--- Start Information supplied ---

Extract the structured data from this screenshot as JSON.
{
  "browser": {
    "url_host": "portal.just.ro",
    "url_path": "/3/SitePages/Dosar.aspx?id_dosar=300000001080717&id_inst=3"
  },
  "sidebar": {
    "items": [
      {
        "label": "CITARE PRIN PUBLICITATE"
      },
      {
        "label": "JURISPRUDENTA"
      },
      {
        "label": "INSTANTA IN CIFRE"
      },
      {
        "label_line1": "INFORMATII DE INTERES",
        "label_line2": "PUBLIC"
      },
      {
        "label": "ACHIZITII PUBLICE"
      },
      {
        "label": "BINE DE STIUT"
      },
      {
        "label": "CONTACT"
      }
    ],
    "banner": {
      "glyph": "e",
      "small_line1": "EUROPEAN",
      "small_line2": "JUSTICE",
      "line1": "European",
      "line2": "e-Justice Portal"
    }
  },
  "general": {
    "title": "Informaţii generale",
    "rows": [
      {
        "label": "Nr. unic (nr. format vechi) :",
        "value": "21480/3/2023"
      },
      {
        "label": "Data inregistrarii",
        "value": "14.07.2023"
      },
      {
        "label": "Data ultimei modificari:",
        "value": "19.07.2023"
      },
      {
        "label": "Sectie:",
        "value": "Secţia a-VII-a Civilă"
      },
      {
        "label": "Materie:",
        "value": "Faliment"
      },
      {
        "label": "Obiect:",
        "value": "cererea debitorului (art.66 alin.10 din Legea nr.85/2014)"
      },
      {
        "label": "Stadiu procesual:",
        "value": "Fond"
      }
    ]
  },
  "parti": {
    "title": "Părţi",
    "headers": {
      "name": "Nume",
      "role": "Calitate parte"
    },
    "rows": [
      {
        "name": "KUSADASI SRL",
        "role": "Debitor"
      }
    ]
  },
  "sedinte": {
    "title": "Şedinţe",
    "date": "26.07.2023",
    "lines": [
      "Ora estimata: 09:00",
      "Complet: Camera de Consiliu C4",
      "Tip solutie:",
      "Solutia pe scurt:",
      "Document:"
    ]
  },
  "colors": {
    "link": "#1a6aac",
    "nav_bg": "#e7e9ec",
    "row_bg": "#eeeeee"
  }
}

--- End Information supplied ---

## What you need to do
Return the entries above exactly, each one complete.

## Finished exercise
Extract the structured data from this screenshot as JSON.
{
  "browser": {
    "url_host": "portal.just.ro",
    "url_path": "/3/SitePages/Dosar.aspx?id_dosar=300000001080717&id_inst=3"
  },
  "sidebar": {
    "items": [
      {
        "label": "CITARE PRIN PUBLICITATE"
      },
      {
        "label": "JURISPRUDENTA"
      },
      {
        "label": "INSTANTA IN CIFRE"
      },
      {
        "label_line1": "INFORMATII DE INTERES",
        "label_line2": "PUBLIC"
      },
      {
        "label": "ACHIZITII PUBLICE"
      },
      {
        "label": "BINE DE STIUT"
      },
      {
        "label": "CONTACT"
      }
    ],
    "banner": {
      "glyph": "e",
      "small_line1": "EUROPEAN",
      "small_line2": "JUSTICE",
      "line1": "European",
      "line2": "e-Justice Portal"
    }
  },
  "general": {
    "title": "Informaţii generale",
    "rows": [
      {
        "label": "Nr. unic (nr. format vechi) :",
        "value": "21480/3/2023"
      },
      {
        "label": "Data inregistrarii",
        "value": "14.07.2023"
      },
      {
        "label": "Data ultimei modificari:",
        "value": "19.07.2023"
      },
      {
        "label": "Sectie:",
        "value": "Secţia a-VII-a Civilă"
      },
      {
        "label": "Materie:",
        "value": "Faliment"
      },
      {
        "label": "Obiect:",
        "value": "cererea debitorului (art.66 alin.10 din Legea nr.85/2014)"
      },
      {
        "label": "Stadiu procesual:",
        "value": "Fond"
      }
    ]
  },
  "parti": {
    "title": "Părţi",
    "headers": {
      "name": "Nume",
      "role": "Calitate parte"
    },
    "rows": [
      {
        "name": "KUSADASI SRL",
        "role": "Debitor"
      }
    ]
  },
  "sedinte": {
    "title": "Şedinţe",
    "date": "26.07.2023",
    "lines": [
      "Ora estimata: 09:00",
      "Complet: Camera de Consiliu C4",
      "Tip solutie:",
      "Solutia pe scurt:",
      "Document:"
    ]
  },
  "colors": {
    "link": "#1a6aac",
    "nav_bg": "#e7e9ec",
    "row_bg": "#eeeeee"
  }
}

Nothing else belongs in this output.